#### STATED EXERCISE
Restate the records that follow word for word; no pictures should appear.

(Stored records)

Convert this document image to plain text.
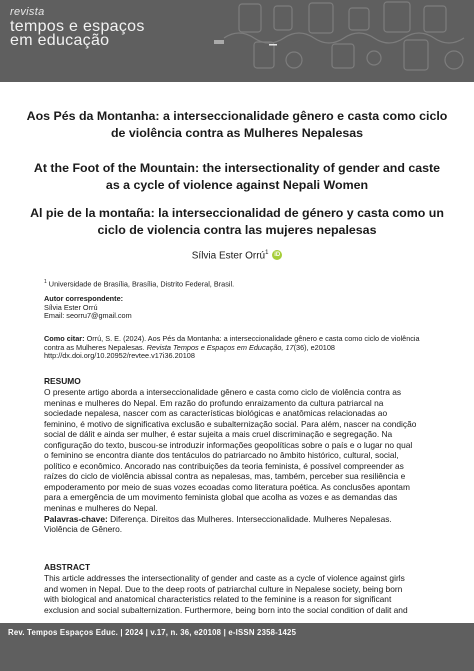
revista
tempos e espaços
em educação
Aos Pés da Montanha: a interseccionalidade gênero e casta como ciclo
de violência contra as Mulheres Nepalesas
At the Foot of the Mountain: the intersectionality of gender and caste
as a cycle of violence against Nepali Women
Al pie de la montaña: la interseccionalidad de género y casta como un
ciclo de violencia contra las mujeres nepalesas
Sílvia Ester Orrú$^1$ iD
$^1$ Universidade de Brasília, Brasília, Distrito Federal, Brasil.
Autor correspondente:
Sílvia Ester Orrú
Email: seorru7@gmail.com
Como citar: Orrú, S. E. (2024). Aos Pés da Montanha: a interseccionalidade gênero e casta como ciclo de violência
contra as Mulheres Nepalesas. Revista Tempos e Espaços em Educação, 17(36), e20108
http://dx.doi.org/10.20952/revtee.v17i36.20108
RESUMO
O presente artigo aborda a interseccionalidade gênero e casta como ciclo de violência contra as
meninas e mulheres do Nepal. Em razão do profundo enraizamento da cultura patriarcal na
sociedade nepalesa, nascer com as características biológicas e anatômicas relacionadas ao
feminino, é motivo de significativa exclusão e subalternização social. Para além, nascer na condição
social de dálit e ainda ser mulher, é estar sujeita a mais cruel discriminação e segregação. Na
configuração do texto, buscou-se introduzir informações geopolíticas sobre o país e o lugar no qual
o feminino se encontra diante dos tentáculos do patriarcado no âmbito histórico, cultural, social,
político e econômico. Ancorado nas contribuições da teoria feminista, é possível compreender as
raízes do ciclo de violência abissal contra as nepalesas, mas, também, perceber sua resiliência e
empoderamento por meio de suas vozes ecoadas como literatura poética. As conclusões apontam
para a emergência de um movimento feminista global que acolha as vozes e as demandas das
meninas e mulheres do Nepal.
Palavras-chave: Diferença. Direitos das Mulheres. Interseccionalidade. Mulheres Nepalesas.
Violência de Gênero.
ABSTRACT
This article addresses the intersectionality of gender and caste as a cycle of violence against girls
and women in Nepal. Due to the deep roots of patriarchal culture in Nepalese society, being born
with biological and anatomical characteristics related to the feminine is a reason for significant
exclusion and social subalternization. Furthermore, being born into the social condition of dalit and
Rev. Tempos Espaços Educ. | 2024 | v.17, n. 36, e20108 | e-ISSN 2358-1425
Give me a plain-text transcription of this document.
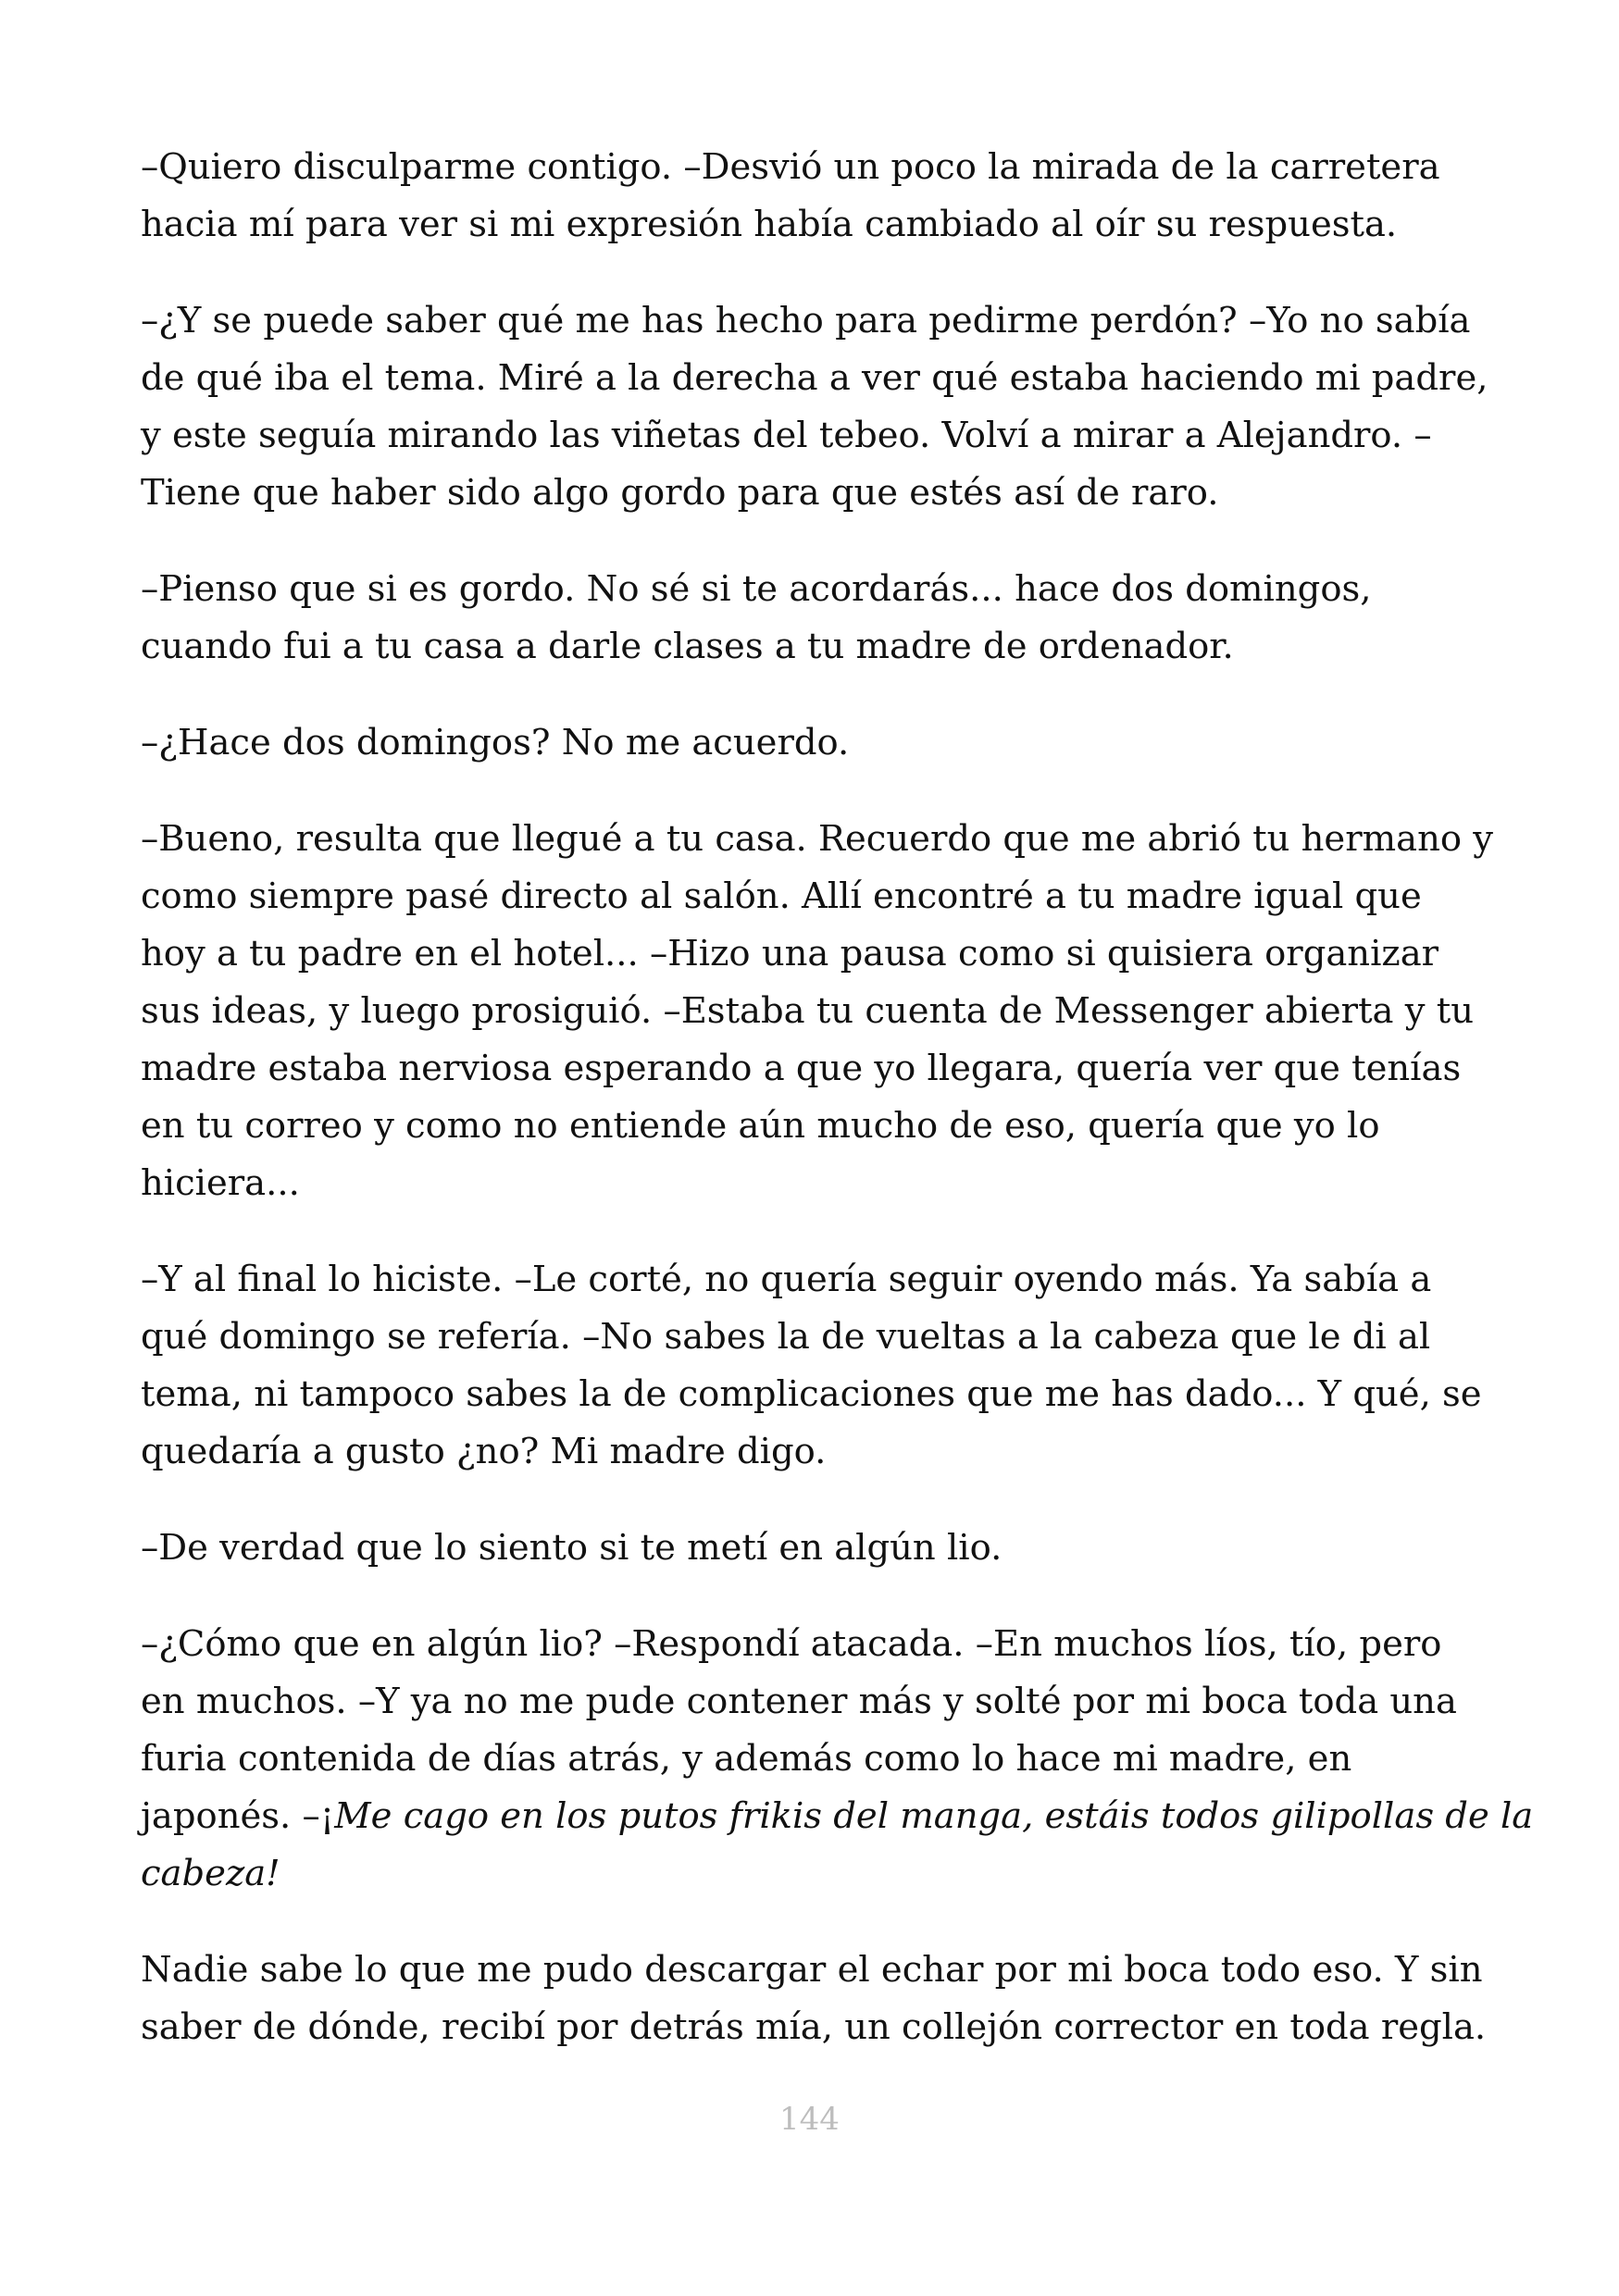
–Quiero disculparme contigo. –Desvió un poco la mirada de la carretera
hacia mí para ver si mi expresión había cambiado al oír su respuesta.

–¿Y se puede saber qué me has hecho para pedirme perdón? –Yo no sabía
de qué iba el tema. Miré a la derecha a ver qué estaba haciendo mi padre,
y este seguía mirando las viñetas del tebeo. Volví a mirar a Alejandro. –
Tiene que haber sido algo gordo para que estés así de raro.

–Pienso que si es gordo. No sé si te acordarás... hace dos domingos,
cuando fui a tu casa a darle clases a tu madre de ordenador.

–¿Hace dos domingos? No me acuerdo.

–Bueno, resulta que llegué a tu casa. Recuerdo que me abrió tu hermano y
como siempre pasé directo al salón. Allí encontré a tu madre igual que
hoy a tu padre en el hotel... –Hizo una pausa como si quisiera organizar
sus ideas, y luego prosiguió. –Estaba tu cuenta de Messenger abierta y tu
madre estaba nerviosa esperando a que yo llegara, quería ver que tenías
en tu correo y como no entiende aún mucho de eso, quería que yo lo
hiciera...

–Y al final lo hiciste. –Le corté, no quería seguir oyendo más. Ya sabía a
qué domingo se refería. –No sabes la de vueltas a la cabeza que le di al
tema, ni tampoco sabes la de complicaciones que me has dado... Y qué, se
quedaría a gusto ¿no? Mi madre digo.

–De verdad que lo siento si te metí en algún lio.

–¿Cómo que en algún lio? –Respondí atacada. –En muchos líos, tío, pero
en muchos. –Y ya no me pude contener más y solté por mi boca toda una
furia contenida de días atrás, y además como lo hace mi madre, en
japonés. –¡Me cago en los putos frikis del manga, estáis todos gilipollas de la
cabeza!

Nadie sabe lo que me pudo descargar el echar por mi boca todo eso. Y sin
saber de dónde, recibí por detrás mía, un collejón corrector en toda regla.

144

#### EXERCISE SOLUTION
Convert this document image to plain text.
revista
tempos e espaços
em educação
Aos Pés da Montanha: a interseccionalidade gênero e casta como ciclo
de violência contra as Mulheres Nepalesas
At the Foot of the Mountain: the intersectionality of gender and caste
as a cycle of violence against Nepali Women
Al pie de la montaña: la interseccionalidad de género y casta como un
ciclo de violencia contra las mujeres nepalesas
Sílvia Ester Orrú$^1$ iD
$^1$ Universidade de Brasília, Brasília, Distrito Federal, Brasil.
Autor correspondente:
Sílvia Ester Orrú
Email: seorru7@gmail.com
Como citar: Orrú, S. E. (2024). Aos Pés da Montanha: a interseccionalidade gênero e casta como ciclo de violência
contra as Mulheres Nepalesas. Revista Tempos e Espaços em Educação, 17(36), e20108
http://dx.doi.org/10.20952/revtee.v17i36.20108
RESUMO
O presente artigo aborda a interseccionalidade gênero e casta como ciclo de violência contra as
meninas e mulheres do Nepal. Em razão do profundo enraizamento da cultura patriarcal na
sociedade nepalesa, nascer com as características biológicas e anatômicas relacionadas ao
feminino, é motivo de significativa exclusão e subalternização social. Para além, nascer na condição
social de dálit e ainda ser mulher, é estar sujeita a mais cruel discriminação e segregação. Na
configuração do texto, buscou-se introduzir informações geopolíticas sobre o país e o lugar no qual
o feminino se encontra diante dos tentáculos do patriarcado no âmbito histórico, cultural, social,
político e econômico. Ancorado nas contribuições da teoria feminista, é possível compreender as
raízes do ciclo de violência abissal contra as nepalesas, mas, também, perceber sua resiliência e
empoderamento por meio de suas vozes ecoadas como literatura poética. As conclusões apontam
para a emergência de um movimento feminista global que acolha as vozes e as demandas das
meninas e mulheres do Nepal.
Palavras-chave: Diferença. Direitos das Mulheres. Interseccionalidade. Mulheres Nepalesas.
Violência de Gênero.
ABSTRACT
This article addresses the intersectionality of gender and caste as a cycle of violence against girls
and women in Nepal. Due to the deep roots of patriarchal culture in Nepalese society, being born
with biological and anatomical characteristics related to the feminine is a reason for significant
exclusion and social subalternization. Furthermore, being born into the social condition of dalit and
Rev. Tempos Espaços Educ. | 2024 | v.17, n. 36, e20108 | e-ISSN 2358-1425
Give me a plain-text transcription of this document.
–Quiero disculparme contigo. –Desvió un poco la mirada de la carretera
hacia mí para ver si mi expresión había cambiado al oír su respuesta.

–¿Y se puede saber qué me has hecho para pedirme perdón? –Yo no sabía
de qué iba el tema. Miré a la derecha a ver qué estaba haciendo mi padre,
y este seguía mirando las viñetas del tebeo. Volví a mirar a Alejandro. –
Tiene que haber sido algo gordo para que estés así de raro.

–Pienso que si es gordo. No sé si te acordarás... hace dos domingos,
cuando fui a tu casa a darle clases a tu madre de ordenador.

–¿Hace dos domingos? No me acuerdo.

–Bueno, resulta que llegué a tu casa. Recuerdo que me abrió tu hermano y
como siempre pasé directo al salón. Allí encontré a tu madre igual que
hoy a tu padre en el hotel... –Hizo una pausa como si quisiera organizar
sus ideas, y luego prosiguió. –Estaba tu cuenta de Messenger abierta y tu
madre estaba nerviosa esperando a que yo llegara, quería ver que tenías
en tu correo y como no entiende aún mucho de eso, quería que yo lo
hiciera...

–Y al final lo hiciste. –Le corté, no quería seguir oyendo más. Ya sabía a
qué domingo se refería. –No sabes la de vueltas a la cabeza que le di al
tema, ni tampoco sabes la de complicaciones que me has dado... Y qué, se
quedaría a gusto ¿no? Mi madre digo.

–De verdad que lo siento si te metí en algún lio.

–¿Cómo que en algún lio? –Respondí atacada. –En muchos líos, tío, pero
en muchos. –Y ya no me pude contener más y solté por mi boca toda una
furia contenida de días atrás, y además como lo hace mi madre, en
japonés. –¡Me cago en los putos frikis del manga, estáis todos gilipollas de la
cabeza!

Nadie sabe lo que me pudo descargar el echar por mi boca todo eso. Y sin
saber de dónde, recibí por detrás mía, un collejón corrector en toda regla.

144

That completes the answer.